**Extrait:**

○ ○ ○

Un million de fleurs, 35.000 arbres: Les petites mains vertes de Disneyland Paris plantent le décor
REPORTAGE•Les 120 jardiniers du parc d’attraction font un travail de fourmi pour que chaque détail végétal soit parfait…Audrey Chauvet
A l’heure où la Belle au bois dormant ronfle encore, des dizaines de petites mains s’activent au pied de son château : ils taillent les haies et les arbustes, remplacent le gazon abimé, changent les fleurs. Entre 5h30 et 9h du matin, les quelques 120 jardiniers du parc Disneyland Paris doivent s’assurer que le décor est parfait pour les prochains visiteurs. « Il y a toujours quelque chose à faire, même en plein hiver », explique Pierrick Paillard, manager horticulture à Disneyland Paris.
Et pour cause : le parc compte 300 hectares d’espaces verts (soit 430 terrains de foot), 6.000 km de tuyaux d’irrigation, 35.000 arbres, plusieurs centaines de milliers d’arbustes, et on y plante un million de fleurs par an.
A Disneyland, « le végétal raconte une histoire », poursuit Pierrick Paillard. Le thème de chaque partie du parc doit se refléter dans la végétation, comme le voulait Bill Evans, le jardinier personnel de Walt Disney : « Nous sommes des jardiniers du spectacle », sourit Luc Béhar-Bannelier, directeur du service Nature et environnement.
Planter le décor
Pour que la magie opère, chaque détail a été mûrement réfléchi. Par exemple, 300 à 500 arbres devenus trop haut sont changés chaque année pour « ne pas masquer l’architecture, les attractions, les panneaux… », énumère Pierrick Paillard. Les retraités sont transplantés autour des hôtels ou broyés pour fabriquer du paillage, tandis que ceux qui les remplacent arrivent au parc à la taille voulue, en provenance de producteurs allemands ou européens.

○ ○ ○

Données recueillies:
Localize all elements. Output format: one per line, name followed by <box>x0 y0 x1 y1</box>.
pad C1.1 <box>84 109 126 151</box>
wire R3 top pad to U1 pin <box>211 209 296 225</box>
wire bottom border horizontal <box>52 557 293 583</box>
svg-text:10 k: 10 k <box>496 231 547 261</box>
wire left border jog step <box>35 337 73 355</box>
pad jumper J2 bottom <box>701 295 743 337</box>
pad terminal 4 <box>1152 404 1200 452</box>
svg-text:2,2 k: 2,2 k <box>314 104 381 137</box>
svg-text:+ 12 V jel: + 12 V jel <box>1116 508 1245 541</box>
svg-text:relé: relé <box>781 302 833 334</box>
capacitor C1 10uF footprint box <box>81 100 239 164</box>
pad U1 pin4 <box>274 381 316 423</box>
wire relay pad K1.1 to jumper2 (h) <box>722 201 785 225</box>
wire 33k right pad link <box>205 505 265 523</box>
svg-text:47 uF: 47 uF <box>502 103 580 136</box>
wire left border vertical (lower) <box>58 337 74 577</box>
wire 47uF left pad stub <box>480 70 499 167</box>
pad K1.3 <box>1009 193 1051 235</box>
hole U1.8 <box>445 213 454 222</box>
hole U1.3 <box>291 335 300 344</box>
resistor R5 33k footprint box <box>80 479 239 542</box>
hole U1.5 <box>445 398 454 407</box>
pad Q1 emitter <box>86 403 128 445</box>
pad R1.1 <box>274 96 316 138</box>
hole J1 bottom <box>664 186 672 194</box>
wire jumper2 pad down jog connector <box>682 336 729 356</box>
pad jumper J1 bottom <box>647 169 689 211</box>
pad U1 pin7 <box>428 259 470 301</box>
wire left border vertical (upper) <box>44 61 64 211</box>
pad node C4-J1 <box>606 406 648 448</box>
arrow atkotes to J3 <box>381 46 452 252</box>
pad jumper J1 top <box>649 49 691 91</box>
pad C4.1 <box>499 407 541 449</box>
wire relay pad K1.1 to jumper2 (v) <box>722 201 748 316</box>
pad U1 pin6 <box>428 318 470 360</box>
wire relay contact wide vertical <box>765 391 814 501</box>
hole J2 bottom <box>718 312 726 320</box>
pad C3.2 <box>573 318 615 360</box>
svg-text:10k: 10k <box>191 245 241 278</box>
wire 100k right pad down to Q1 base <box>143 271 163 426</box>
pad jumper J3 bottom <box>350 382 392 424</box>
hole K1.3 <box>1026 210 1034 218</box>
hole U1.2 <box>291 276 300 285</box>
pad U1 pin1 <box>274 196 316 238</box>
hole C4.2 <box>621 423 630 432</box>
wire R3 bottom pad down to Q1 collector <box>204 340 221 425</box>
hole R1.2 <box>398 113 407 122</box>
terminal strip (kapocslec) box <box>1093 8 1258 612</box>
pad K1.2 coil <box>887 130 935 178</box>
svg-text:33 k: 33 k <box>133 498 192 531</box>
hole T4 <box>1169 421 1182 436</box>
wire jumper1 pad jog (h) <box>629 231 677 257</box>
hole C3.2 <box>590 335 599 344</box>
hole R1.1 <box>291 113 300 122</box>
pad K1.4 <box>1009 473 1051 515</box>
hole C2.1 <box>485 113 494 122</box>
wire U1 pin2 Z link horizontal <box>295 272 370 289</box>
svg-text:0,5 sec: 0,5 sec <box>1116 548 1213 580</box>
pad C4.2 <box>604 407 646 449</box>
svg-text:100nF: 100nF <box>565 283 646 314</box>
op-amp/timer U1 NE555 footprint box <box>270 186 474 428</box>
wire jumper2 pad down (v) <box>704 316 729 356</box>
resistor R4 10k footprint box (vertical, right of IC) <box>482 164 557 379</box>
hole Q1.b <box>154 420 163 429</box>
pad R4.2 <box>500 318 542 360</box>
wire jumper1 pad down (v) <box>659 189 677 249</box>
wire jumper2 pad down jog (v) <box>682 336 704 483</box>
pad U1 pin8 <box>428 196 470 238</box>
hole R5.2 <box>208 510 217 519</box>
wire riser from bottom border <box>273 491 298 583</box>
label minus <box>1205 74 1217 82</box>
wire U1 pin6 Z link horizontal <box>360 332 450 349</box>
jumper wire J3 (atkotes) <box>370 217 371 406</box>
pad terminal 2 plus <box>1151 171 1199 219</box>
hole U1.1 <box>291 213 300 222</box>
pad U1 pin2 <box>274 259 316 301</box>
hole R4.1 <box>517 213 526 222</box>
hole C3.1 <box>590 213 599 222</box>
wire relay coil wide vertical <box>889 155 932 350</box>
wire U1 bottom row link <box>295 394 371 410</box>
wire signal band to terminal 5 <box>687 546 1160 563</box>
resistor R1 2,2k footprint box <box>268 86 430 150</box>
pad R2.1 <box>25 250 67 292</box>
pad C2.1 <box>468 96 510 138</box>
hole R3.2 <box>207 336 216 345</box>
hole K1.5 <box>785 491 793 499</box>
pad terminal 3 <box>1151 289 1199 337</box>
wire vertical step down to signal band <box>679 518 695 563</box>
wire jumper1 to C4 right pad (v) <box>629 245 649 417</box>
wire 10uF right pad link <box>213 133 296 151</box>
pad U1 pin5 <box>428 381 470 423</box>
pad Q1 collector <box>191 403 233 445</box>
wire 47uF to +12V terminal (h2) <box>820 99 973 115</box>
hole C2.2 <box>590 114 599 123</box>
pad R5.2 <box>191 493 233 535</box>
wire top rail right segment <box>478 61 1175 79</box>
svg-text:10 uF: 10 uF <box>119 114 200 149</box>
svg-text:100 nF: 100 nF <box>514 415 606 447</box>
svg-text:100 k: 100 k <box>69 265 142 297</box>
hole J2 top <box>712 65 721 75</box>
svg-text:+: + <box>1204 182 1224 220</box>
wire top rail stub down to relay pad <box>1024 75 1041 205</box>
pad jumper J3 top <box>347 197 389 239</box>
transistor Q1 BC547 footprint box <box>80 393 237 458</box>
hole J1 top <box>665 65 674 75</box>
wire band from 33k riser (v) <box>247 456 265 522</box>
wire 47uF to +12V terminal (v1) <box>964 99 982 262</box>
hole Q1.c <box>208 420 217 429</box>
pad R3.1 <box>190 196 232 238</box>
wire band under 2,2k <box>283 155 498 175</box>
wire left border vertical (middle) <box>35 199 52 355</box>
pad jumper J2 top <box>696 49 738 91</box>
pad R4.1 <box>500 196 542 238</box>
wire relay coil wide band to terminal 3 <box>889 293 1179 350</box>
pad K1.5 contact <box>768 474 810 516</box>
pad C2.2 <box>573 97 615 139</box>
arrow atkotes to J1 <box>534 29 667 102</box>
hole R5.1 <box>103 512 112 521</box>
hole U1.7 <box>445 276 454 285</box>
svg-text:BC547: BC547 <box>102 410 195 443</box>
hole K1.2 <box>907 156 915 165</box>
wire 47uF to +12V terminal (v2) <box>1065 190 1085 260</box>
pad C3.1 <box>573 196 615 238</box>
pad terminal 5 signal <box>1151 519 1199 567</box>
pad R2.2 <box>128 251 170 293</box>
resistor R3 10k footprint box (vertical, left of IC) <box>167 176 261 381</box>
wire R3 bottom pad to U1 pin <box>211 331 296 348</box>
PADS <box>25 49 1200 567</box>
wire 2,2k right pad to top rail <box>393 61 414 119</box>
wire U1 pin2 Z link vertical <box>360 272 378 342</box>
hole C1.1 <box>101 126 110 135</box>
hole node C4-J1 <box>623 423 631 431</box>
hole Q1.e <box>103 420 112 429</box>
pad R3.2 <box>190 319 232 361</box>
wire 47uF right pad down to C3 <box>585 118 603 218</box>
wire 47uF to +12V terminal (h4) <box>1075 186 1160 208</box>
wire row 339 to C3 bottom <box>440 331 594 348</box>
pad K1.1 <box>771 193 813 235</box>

○ ○ ○

**Votre objectif:**
Rédigez la suite du reportage sur les jardiniers de Disneyland Paris, à partir de sa dernière phrase.

**Votre réponse:**
Les fleurs sont également livrées déjà fleuries par des pépinières françaises ou hollandaises : « Nous recevons et replantons entre 250.000 et 350.000 plantes chaque semaine », indique Luc Béhar-Bannelier.
Dans la jungle d’Adventureland, les 20.000 bambous ont aussi intérêt à bien se tenir : cette partie du parc, censée représenter l’Afrique du Roi Lion, les Caraïbes des Pirates, l’oasis d’Aladdin et l’Inde d’Indiana Jones, est la plus touffue et la plus difficile à entretenir : « Nous devons recréer une jungle tropicale en pleine Seine-et-Marne, où les températures sont déjà descendues à -17°C. Nous avons donc sélectionné des espèces comme le palmier de Chine qui résistent à de basses températures, et nous sommes aidés par les buttes qui entourent le parc et le protègent des vents froids. Nous avons aussi apporté de la terre comportant des billes d’argile pour que l’eau passe au travers et ne reste pas en contact avec les racines des plantes en hiver », détaille Pierrick Paillard.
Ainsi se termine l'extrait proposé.